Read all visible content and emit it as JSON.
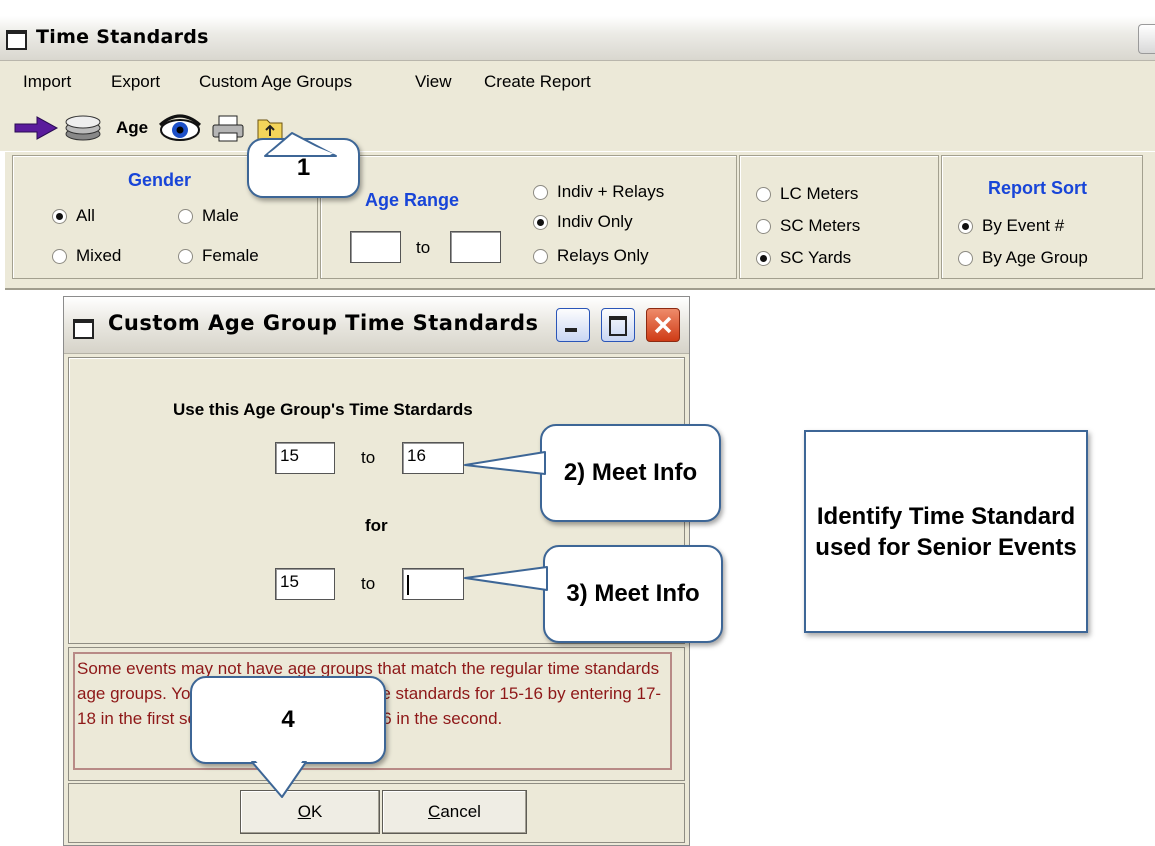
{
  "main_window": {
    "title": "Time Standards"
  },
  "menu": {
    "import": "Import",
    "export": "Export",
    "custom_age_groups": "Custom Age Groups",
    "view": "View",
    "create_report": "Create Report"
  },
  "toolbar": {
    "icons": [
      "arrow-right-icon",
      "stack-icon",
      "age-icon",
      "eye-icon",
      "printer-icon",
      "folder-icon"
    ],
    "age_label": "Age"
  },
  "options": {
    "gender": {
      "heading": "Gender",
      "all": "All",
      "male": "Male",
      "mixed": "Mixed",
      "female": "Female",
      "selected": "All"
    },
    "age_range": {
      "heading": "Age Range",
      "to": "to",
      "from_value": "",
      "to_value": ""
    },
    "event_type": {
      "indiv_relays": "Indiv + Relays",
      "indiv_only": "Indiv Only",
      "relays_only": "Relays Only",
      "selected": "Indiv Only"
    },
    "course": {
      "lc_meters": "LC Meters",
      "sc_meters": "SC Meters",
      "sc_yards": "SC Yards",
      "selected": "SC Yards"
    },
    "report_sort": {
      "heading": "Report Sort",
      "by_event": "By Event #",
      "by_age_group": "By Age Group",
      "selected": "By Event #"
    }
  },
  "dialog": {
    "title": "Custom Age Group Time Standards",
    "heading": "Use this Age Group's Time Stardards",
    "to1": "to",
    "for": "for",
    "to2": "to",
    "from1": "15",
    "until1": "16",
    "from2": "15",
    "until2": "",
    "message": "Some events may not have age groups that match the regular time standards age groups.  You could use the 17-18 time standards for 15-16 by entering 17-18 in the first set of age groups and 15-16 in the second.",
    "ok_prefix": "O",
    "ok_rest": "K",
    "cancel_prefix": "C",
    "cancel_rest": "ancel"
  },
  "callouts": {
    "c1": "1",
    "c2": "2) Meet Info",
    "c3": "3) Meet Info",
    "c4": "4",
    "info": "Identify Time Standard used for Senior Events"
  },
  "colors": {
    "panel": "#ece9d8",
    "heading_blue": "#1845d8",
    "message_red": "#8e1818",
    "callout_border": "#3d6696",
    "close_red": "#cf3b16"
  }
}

+ + + +

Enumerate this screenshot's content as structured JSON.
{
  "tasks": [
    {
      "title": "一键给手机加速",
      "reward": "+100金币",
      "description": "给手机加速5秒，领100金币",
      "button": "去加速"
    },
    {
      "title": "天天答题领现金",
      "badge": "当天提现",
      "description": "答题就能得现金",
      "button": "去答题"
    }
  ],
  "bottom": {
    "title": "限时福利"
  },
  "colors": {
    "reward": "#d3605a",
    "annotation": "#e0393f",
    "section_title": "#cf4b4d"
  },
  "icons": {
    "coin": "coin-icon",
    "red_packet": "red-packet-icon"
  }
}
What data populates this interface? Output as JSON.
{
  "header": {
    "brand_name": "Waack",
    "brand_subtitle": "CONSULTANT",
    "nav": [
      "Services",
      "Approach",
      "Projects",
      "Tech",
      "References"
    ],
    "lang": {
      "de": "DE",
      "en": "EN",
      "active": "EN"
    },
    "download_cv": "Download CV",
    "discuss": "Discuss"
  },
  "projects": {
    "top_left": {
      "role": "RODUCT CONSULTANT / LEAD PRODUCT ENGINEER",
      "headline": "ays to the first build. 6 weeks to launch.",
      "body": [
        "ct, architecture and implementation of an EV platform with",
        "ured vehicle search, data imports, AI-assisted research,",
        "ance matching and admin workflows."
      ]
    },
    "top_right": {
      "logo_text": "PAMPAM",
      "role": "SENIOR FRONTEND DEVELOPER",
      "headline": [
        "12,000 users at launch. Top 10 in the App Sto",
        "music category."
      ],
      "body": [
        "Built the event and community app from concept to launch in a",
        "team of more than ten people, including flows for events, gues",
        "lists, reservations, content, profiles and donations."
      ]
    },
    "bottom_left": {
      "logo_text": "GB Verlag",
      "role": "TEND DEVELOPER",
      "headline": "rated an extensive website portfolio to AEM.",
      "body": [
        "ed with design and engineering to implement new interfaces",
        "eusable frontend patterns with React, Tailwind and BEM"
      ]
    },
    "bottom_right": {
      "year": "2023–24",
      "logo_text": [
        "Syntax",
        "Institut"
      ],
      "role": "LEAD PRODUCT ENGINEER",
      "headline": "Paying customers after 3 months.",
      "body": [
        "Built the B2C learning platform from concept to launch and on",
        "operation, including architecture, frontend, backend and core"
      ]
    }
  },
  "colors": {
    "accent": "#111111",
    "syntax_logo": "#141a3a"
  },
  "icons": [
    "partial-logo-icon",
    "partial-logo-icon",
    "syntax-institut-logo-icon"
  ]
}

+ + + +

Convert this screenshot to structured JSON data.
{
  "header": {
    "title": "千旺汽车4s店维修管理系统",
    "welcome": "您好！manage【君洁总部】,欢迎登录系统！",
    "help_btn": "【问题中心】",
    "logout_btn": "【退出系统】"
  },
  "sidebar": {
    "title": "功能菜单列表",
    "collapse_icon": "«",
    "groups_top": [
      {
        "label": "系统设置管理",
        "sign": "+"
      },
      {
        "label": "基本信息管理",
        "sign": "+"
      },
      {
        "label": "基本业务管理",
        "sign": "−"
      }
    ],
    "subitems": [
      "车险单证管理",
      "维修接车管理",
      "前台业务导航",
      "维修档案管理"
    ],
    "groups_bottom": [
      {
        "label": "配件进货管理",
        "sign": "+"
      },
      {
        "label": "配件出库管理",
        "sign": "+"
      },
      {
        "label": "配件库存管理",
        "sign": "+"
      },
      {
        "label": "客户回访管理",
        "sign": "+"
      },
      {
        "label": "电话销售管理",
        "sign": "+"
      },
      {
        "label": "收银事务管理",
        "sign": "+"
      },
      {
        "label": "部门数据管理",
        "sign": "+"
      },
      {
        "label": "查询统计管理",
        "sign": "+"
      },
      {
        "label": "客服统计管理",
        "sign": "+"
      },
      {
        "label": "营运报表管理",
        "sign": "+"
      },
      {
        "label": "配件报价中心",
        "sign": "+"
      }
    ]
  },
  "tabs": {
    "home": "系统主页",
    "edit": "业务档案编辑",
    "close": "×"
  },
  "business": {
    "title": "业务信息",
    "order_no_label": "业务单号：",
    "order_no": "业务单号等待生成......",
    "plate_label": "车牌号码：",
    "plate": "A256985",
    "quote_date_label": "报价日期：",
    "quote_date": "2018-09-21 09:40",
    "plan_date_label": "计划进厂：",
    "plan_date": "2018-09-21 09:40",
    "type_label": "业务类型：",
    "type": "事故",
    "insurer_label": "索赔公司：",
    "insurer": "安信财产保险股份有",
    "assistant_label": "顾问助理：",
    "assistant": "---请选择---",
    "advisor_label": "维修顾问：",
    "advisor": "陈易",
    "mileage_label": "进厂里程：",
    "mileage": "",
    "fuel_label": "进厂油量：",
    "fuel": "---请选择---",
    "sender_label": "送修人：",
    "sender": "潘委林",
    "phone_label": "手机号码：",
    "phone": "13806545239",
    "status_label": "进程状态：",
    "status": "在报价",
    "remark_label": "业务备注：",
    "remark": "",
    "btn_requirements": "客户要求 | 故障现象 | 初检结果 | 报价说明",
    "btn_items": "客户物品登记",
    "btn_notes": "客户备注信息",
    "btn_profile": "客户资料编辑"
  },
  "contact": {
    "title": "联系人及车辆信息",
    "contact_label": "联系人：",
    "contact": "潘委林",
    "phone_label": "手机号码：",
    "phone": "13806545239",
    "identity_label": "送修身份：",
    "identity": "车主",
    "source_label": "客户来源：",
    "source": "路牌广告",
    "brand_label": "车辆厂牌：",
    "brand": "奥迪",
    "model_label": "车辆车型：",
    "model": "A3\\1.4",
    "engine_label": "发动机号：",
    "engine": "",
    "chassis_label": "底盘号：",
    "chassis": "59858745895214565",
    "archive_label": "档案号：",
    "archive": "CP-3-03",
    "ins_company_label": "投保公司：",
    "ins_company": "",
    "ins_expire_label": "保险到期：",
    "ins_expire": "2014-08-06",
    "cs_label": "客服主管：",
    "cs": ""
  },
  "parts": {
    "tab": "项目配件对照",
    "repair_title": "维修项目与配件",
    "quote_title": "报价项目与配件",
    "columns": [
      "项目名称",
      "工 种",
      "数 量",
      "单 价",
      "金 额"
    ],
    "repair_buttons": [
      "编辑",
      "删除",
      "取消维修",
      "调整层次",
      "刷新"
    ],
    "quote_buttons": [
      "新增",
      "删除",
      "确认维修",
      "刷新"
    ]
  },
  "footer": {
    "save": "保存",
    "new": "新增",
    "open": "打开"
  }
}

+ + + +

- INSTRUCTIONS FOR THE TASK
Every line holding "first" should be copied out.

- REPLY
    "message": "Some events may not have age groups that match the regular time standards age groups.  You could use the 17-18 time standards for 15-16 by entering 17-18 in the first set of age groups and 15-16 in the second.",
      "headline": "ays to the first build. 6 weeks to launch.",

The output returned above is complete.